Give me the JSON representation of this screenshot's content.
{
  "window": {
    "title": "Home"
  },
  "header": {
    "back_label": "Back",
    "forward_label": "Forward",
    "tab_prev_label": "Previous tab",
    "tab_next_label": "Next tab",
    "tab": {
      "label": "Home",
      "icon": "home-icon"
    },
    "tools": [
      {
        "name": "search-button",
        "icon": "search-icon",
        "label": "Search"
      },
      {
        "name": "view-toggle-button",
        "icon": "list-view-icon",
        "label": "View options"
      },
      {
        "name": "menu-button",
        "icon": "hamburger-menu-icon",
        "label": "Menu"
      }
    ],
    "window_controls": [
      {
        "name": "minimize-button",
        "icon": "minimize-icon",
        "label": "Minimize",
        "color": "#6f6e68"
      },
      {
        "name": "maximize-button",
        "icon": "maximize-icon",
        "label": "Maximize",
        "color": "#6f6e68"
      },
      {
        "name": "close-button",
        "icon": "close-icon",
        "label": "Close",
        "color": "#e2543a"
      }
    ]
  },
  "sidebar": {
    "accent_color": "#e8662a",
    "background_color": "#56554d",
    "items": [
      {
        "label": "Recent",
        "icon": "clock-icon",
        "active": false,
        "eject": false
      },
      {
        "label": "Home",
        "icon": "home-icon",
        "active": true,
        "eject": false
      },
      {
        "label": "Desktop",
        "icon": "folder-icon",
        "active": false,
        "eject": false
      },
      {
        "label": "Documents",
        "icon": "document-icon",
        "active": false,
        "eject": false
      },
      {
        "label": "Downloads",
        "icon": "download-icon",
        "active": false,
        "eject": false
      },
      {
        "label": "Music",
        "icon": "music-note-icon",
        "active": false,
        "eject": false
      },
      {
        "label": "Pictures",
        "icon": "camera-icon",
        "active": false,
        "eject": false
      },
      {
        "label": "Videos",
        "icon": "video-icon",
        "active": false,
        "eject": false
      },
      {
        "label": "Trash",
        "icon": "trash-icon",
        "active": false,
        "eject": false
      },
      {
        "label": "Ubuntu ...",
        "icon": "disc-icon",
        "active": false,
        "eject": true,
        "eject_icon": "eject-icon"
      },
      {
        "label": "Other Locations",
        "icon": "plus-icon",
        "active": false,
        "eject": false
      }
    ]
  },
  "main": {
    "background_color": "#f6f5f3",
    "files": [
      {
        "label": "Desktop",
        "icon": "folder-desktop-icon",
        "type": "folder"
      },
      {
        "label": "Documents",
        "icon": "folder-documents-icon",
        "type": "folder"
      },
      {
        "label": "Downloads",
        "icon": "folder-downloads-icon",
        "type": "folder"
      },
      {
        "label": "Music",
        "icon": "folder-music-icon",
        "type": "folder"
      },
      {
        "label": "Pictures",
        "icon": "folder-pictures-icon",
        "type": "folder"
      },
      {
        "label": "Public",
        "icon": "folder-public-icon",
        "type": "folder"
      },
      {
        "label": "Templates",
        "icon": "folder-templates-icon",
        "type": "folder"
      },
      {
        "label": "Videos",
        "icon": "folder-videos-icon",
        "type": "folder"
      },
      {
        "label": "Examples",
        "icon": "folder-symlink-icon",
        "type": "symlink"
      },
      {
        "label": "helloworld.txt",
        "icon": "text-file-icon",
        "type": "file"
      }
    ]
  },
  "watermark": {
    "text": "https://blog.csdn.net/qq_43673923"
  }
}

● ● ● ● ● ● ●

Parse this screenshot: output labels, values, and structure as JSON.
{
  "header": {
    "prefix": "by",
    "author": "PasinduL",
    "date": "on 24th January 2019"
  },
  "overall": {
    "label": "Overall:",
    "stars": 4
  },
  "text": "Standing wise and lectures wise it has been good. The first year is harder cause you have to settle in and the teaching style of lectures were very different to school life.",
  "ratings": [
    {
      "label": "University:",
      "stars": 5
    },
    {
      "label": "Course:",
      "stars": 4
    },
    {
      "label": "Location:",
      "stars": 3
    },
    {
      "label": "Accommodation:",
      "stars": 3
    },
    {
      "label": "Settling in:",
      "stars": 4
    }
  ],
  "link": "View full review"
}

● ● ● ● ● ● ●

Select every line above that contains the word "button", and copy it.

        "name": "search-button",
        "name": "view-toggle-button",
        "name": "menu-button",
        "name": "minimize-button",
        "name": "maximize-button",
        "name": "close-button",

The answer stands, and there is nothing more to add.